[Stored items from a collection]

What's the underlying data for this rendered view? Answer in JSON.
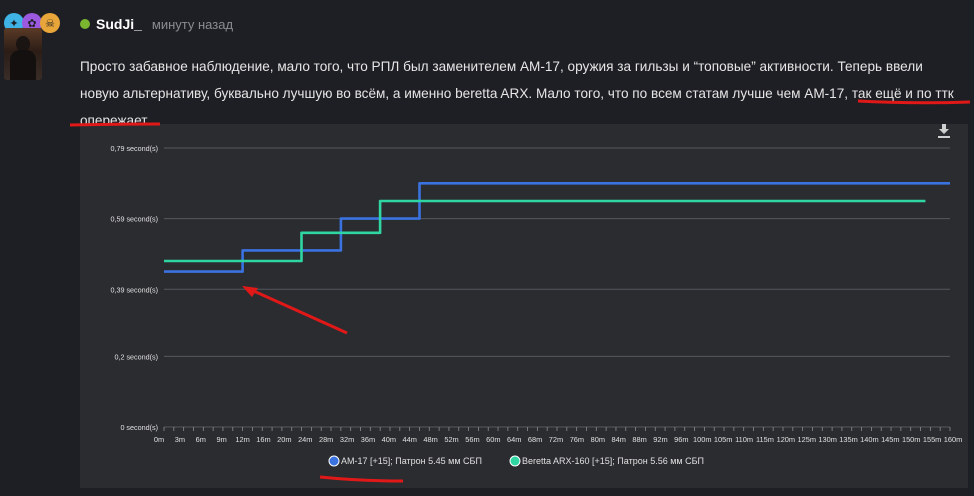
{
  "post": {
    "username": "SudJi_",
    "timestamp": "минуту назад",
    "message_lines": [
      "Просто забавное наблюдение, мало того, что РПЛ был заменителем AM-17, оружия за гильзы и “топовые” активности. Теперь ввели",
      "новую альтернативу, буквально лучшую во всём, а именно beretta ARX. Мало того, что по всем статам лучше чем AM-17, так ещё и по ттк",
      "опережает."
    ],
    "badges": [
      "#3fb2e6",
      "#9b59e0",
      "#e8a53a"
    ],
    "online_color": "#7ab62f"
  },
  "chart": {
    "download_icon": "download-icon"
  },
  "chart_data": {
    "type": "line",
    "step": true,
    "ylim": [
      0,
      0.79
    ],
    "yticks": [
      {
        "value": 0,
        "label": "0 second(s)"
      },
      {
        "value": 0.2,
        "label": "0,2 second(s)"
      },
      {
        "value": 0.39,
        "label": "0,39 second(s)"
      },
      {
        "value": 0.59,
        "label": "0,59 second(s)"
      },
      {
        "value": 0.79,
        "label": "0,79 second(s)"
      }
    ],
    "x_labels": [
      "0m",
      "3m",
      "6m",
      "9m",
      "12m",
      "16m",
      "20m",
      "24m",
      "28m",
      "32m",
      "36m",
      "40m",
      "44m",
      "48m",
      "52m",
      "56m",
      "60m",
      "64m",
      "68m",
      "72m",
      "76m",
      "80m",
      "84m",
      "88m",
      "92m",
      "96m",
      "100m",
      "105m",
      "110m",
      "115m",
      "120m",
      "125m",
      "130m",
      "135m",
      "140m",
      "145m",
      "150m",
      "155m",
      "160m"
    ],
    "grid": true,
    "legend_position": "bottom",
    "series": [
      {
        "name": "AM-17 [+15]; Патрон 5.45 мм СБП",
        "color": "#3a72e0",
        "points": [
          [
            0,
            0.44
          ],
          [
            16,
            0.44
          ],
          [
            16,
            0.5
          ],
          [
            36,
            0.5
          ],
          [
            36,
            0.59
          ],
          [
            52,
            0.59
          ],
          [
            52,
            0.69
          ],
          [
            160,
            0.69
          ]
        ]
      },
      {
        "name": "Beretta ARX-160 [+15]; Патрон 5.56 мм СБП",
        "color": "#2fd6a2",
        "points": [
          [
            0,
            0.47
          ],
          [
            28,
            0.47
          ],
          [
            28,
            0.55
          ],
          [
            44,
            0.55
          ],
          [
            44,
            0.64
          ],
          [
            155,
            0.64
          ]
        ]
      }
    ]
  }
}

▸ Given request
Leave out the pictures and give the rest of the records again exactly.

▸ Complete response
What's the underlying data for this rendered view? Answer in JSON.
{
  "post": {
    "username": "SudJi_",
    "timestamp": "минуту назад",
    "message_lines": [
      "Просто забавное наблюдение, мало того, что РПЛ был заменителем AM-17, оружия за гильзы и “топовые” активности. Теперь ввели",
      "новую альтернативу, буквально лучшую во всём, а именно beretta ARX. Мало того, что по всем статам лучше чем AM-17, так ещё и по ттк",
      "опережает."
    ],
    "badges": [
      "#3fb2e6",
      "#9b59e0",
      "#e8a53a"
    ],
    "online_color": "#7ab62f"
  },
  "chart": {
    "download_icon": "download-icon"
  },
  "chart_data": {
    "type": "line",
    "step": true,
    "ylim": [
      0,
      0.79
    ],
    "yticks": [
      {
        "value": 0,
        "label": "0 second(s)"
      },
      {
        "value": 0.2,
        "label": "0,2 second(s)"
      },
      {
        "value": 0.39,
        "label": "0,39 second(s)"
      },
      {
        "value": 0.59,
        "label": "0,59 second(s)"
      },
      {
        "value": 0.79,
        "label": "0,79 second(s)"
      }
    ],
    "x_labels": [
      "0m",
      "3m",
      "6m",
      "9m",
      "12m",
      "16m",
      "20m",
      "24m",
      "28m",
      "32m",
      "36m",
      "40m",
      "44m",
      "48m",
      "52m",
      "56m",
      "60m",
      "64m",
      "68m",
      "72m",
      "76m",
      "80m",
      "84m",
      "88m",
      "92m",
      "96m",
      "100m",
      "105m",
      "110m",
      "115m",
      "120m",
      "125m",
      "130m",
      "135m",
      "140m",
      "145m",
      "150m",
      "155m",
      "160m"
    ],
    "grid": true,
    "legend_position": "bottom",
    "series": [
      {
        "name": "AM-17 [+15]; Патрон 5.45 мм СБП",
        "color": "#3a72e0",
        "points": [
          [
            0,
            0.44
          ],
          [
            16,
            0.44
          ],
          [
            16,
            0.5
          ],
          [
            36,
            0.5
          ],
          [
            36,
            0.59
          ],
          [
            52,
            0.59
          ],
          [
            52,
            0.69
          ],
          [
            160,
            0.69
          ]
        ]
      },
      {
        "name": "Beretta ARX-160 [+15]; Патрон 5.56 мм СБП",
        "color": "#2fd6a2",
        "points": [
          [
            0,
            0.47
          ],
          [
            28,
            0.47
          ],
          [
            28,
            0.55
          ],
          [
            44,
            0.55
          ],
          [
            44,
            0.64
          ],
          [
            155,
            0.64
          ]
        ]
      }
    ]
  }
}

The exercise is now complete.